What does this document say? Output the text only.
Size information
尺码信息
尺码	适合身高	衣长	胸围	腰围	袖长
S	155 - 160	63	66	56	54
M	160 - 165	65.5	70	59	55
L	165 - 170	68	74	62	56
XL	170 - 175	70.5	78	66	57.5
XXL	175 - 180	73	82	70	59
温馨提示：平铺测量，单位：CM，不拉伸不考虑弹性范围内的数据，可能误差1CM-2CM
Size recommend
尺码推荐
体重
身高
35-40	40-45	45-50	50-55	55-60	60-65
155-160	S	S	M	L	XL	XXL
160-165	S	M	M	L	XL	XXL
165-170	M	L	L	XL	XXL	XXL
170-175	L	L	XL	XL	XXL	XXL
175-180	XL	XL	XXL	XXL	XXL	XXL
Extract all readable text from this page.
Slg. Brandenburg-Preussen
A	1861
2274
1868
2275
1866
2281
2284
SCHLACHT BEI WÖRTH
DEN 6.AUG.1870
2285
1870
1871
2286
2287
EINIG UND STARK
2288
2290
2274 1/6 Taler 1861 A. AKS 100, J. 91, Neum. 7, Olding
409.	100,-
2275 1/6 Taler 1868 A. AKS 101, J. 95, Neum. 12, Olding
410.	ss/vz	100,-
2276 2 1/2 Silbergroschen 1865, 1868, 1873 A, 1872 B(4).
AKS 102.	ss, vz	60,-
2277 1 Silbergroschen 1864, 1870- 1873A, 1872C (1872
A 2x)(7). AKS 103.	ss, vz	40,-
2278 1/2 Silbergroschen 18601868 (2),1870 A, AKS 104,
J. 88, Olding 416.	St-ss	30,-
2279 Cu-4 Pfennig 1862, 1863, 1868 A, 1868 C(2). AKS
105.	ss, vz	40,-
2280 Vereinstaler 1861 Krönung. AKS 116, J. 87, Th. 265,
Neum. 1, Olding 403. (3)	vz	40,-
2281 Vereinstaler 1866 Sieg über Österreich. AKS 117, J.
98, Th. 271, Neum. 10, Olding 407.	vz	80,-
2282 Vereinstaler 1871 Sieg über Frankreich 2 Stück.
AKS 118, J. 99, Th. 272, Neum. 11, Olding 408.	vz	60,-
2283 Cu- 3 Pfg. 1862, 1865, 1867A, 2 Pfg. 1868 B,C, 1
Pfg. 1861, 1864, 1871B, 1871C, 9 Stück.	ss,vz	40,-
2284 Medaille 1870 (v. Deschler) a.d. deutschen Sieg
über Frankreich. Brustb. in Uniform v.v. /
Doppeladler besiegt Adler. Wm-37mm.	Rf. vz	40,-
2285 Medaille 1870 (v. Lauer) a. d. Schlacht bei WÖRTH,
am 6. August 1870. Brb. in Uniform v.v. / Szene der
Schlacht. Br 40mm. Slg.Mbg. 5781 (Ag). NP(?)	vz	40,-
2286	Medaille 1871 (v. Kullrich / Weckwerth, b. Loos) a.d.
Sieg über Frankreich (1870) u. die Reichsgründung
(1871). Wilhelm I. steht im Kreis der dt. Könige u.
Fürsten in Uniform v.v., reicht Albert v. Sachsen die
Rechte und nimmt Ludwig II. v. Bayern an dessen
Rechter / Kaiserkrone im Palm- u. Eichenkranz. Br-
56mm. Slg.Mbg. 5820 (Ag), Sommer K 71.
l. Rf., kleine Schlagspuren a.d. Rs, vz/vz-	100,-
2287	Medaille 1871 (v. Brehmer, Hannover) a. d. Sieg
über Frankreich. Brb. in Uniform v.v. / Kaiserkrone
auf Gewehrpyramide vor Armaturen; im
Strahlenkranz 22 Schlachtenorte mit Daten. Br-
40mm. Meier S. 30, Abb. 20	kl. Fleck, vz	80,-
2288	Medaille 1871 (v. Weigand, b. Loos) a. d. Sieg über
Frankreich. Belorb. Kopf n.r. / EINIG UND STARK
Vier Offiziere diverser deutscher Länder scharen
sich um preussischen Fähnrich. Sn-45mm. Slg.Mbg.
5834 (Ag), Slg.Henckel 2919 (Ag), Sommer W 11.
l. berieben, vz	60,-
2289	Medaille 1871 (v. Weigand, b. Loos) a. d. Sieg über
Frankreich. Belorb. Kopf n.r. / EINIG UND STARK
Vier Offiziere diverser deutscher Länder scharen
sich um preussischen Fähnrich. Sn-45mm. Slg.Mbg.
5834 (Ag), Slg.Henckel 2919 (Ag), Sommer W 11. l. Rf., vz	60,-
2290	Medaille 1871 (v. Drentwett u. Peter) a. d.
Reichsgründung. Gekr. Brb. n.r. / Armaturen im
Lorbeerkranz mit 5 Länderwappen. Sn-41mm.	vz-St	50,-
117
______
Look through the data above. Find each line with the string "Kaiserkrone" and copy it.

Rechter / Kaiserkrone im Palm- u. Eichenkranz. Br-
über Frankreich. Brb. in Uniform v.v. / Kaiserkrone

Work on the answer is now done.